DIRECTIONS: Pick out all lines of the entries that include the word "Africa" and copy them.
BEGIN DATA ROWS
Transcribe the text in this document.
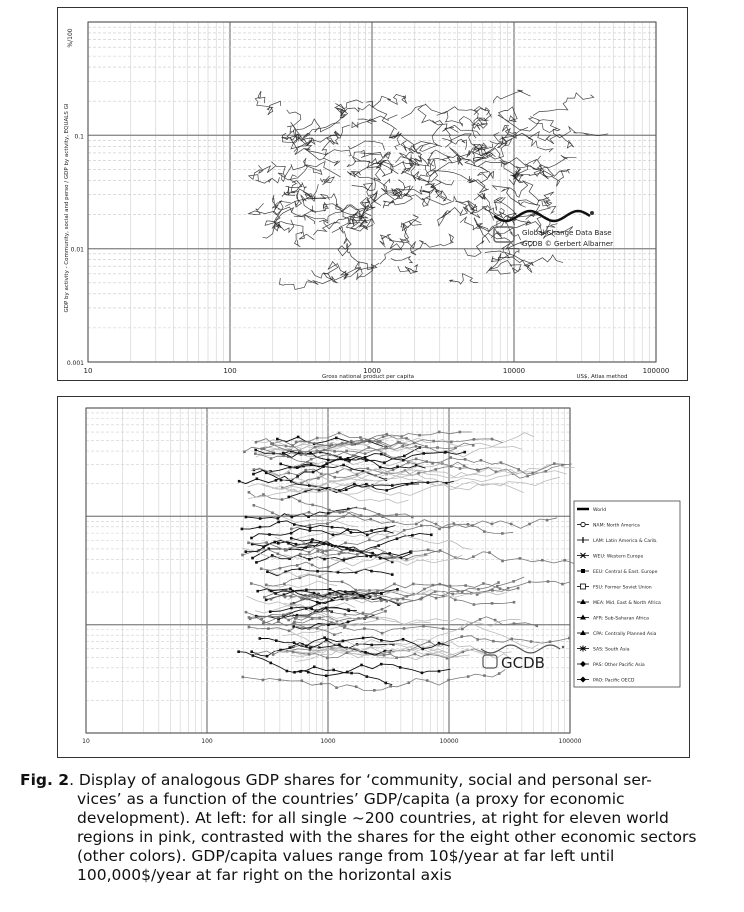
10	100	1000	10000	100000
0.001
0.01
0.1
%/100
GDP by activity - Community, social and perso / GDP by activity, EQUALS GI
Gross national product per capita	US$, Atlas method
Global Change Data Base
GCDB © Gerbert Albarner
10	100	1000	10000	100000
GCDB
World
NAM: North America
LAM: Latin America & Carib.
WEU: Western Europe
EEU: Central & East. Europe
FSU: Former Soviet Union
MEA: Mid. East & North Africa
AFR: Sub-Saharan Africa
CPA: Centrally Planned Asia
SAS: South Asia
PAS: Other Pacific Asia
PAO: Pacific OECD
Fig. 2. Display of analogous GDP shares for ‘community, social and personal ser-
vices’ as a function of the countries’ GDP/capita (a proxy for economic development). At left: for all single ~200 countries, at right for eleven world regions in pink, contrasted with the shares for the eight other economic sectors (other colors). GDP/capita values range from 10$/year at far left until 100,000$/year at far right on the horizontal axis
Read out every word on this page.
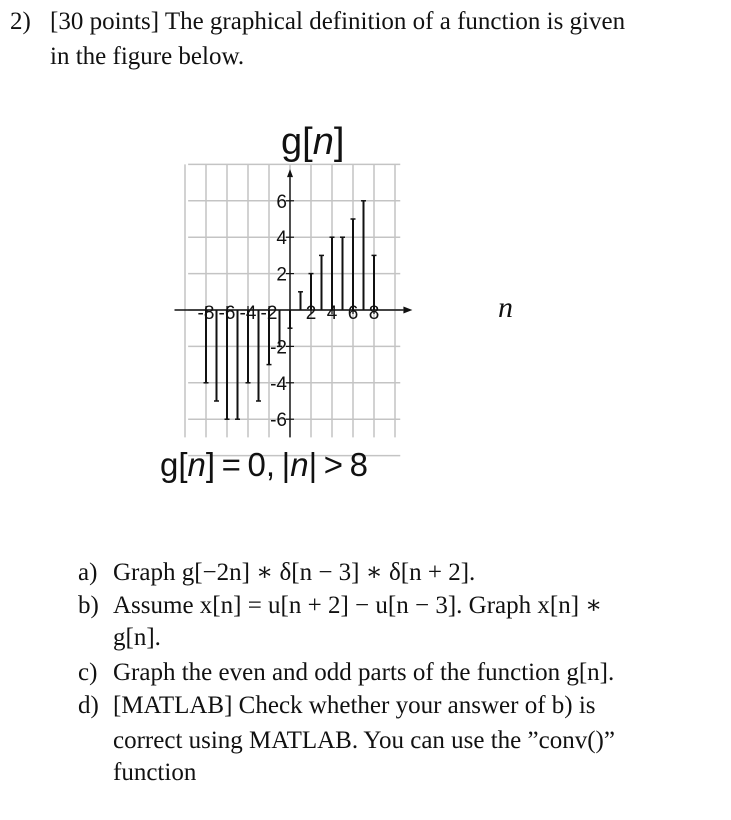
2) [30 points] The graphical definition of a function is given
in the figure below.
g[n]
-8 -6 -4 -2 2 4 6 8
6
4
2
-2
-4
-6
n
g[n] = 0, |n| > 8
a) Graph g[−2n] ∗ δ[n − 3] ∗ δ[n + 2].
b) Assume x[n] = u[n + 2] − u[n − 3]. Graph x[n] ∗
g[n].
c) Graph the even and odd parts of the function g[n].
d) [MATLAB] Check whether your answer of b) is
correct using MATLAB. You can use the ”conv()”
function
END DATA ROWS
ANSWER TO THIS PROBLEM:
MEA: Mid. East & North Africa
AFR: Sub-Saharan Africa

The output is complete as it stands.